= WHAT TO PRODUCE =
Using the data beneath, show every line that includes the word "软线固定架夹紧处软线或软缆的外表面和可触及金属部件之间".

= EXTRACTED ENTRIES =
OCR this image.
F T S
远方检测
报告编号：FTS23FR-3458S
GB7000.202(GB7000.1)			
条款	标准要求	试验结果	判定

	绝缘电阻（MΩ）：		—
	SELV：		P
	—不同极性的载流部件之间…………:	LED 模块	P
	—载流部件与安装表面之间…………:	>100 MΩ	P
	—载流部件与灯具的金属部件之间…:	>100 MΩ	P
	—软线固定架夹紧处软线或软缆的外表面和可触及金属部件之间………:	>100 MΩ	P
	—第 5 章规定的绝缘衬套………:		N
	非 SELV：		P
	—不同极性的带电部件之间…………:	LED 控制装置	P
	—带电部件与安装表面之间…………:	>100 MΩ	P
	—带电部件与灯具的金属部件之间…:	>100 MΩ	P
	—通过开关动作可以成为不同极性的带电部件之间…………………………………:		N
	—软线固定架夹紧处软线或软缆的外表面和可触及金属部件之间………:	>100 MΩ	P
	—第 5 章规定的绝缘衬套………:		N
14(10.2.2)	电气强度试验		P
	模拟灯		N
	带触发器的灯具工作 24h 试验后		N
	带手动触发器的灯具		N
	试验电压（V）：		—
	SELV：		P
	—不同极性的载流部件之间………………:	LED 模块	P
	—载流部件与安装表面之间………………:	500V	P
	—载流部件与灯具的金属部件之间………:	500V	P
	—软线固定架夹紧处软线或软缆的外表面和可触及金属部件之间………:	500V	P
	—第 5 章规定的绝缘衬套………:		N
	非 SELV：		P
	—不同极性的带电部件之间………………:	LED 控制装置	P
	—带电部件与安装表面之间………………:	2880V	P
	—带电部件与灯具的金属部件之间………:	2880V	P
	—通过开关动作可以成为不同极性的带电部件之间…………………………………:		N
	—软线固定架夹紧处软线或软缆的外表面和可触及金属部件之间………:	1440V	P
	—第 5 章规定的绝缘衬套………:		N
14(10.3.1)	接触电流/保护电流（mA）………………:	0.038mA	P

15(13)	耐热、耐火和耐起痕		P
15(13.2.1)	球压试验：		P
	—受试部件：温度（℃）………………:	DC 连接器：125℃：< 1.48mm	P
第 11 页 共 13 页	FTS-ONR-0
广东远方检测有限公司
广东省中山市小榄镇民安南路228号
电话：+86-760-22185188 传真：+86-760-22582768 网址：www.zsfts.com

= SOLUTION TO THIS PROBLEM =
	—软线固定架夹紧处软线或软缆的外表面和可触及金属部件之间………:	>100 MΩ	P
	—软线固定架夹紧处软线或软缆的外表面和可触及金属部件之间………:	>100 MΩ	P
	—软线固定架夹紧处软线或软缆的外表面和可触及金属部件之间………:	500V	P
	—软线固定架夹紧处软线或软缆的外表面和可触及金属部件之间………:	1440V	P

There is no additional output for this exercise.